------ Source data ------

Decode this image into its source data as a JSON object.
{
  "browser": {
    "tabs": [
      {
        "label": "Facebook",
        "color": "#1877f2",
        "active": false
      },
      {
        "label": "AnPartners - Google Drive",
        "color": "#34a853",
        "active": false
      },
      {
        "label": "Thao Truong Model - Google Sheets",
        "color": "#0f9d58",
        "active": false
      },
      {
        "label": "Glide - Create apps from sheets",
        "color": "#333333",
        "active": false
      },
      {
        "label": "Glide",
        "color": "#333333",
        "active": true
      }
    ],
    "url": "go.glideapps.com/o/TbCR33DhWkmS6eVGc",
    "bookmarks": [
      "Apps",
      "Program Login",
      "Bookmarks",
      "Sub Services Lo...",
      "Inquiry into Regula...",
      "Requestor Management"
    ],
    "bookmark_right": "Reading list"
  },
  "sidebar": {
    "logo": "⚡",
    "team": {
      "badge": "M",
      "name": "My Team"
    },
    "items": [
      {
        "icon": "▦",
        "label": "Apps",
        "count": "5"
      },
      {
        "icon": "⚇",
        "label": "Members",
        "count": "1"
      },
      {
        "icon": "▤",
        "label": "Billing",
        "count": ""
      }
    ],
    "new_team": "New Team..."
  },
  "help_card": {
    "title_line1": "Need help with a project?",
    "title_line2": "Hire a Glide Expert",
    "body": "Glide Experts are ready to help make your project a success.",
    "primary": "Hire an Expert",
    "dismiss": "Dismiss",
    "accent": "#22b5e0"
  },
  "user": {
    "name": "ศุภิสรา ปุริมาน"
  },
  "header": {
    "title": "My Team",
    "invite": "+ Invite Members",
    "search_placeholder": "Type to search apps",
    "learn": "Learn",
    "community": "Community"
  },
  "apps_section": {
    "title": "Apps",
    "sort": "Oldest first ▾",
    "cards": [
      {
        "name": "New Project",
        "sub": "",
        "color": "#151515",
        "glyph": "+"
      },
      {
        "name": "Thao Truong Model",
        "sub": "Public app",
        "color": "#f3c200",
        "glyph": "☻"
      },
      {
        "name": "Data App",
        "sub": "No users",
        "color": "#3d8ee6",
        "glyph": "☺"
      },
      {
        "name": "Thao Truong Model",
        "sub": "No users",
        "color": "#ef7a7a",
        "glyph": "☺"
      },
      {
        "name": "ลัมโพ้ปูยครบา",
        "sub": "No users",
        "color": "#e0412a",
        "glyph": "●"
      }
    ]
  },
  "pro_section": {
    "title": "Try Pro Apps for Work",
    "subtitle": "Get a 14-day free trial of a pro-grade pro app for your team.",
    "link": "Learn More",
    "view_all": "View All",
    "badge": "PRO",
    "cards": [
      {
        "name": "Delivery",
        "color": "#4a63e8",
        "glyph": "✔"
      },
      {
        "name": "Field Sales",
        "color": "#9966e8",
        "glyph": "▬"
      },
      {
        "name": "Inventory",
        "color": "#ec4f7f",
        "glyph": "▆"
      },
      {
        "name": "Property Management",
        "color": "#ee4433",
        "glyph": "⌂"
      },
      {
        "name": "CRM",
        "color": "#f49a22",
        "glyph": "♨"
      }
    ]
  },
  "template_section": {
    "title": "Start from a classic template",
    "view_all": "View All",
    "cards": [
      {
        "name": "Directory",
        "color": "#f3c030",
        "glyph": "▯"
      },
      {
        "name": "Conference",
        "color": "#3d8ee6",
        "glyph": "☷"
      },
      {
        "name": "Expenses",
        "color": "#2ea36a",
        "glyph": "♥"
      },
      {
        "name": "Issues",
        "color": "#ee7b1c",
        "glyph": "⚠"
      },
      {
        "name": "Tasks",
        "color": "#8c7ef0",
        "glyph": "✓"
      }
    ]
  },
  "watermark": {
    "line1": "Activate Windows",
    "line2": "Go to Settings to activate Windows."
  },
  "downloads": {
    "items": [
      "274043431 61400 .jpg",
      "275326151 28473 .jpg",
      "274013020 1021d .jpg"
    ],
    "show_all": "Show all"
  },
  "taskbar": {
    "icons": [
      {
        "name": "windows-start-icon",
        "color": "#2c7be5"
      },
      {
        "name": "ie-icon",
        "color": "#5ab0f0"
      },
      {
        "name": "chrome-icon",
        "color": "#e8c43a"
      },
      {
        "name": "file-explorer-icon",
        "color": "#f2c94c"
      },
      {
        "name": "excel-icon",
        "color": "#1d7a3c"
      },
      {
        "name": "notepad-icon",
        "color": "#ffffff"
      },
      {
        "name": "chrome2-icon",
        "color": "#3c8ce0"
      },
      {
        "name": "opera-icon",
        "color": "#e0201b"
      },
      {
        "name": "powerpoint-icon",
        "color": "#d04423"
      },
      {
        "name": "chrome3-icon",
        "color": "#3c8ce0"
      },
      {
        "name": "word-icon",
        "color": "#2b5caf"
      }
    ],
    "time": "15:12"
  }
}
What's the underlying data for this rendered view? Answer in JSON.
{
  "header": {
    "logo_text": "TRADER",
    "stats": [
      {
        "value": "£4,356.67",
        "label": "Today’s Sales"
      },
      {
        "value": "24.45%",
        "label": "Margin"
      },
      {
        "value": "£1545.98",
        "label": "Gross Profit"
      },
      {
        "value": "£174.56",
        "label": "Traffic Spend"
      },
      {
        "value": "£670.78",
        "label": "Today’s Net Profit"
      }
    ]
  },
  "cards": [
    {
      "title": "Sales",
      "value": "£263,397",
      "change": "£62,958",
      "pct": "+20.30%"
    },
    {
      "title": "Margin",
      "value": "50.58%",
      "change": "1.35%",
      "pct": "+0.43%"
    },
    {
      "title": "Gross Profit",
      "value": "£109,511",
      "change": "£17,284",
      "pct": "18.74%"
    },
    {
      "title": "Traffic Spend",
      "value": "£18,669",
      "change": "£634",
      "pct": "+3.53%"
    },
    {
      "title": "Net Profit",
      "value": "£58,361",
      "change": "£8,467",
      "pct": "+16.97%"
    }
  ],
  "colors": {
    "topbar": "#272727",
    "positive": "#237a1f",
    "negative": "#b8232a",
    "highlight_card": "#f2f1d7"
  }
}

------

- _Given exercise_: Where a line of the entries contains the word "into", copy that line.

- _Expected answer_:
Decode this image into its source data as a JSON object.
      "Inquiry into Regula...",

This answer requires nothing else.